» WHAT IS ASKED: Sift the material for lines containing "this", and return them.

Entries from a dataset:
::::::::

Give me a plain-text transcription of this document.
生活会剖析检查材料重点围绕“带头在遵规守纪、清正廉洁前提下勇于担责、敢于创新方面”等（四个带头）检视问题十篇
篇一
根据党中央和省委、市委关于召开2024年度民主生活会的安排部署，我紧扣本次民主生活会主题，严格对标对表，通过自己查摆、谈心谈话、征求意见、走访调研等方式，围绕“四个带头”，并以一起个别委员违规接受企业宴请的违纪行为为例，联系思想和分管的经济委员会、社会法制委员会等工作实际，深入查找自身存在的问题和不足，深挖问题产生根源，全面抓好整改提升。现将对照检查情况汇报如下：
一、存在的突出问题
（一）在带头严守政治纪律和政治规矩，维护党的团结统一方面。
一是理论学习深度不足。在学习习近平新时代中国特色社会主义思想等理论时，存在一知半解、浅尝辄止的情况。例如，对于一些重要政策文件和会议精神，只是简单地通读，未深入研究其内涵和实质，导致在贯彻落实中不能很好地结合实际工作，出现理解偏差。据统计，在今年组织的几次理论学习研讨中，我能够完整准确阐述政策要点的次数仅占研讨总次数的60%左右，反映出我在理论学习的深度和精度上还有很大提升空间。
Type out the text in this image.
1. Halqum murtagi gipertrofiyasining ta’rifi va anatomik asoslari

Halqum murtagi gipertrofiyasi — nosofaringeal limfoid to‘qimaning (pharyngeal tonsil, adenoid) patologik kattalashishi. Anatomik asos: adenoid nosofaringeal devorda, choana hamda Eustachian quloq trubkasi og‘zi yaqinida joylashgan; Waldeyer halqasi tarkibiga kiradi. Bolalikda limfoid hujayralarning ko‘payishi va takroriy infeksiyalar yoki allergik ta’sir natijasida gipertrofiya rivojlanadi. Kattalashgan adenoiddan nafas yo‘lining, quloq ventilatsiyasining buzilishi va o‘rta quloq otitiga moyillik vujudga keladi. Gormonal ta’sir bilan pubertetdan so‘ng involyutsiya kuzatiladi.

::::::::

» WORKED ANSWER:
Give me a plain-text transcription of this document.
Type out the text in this image.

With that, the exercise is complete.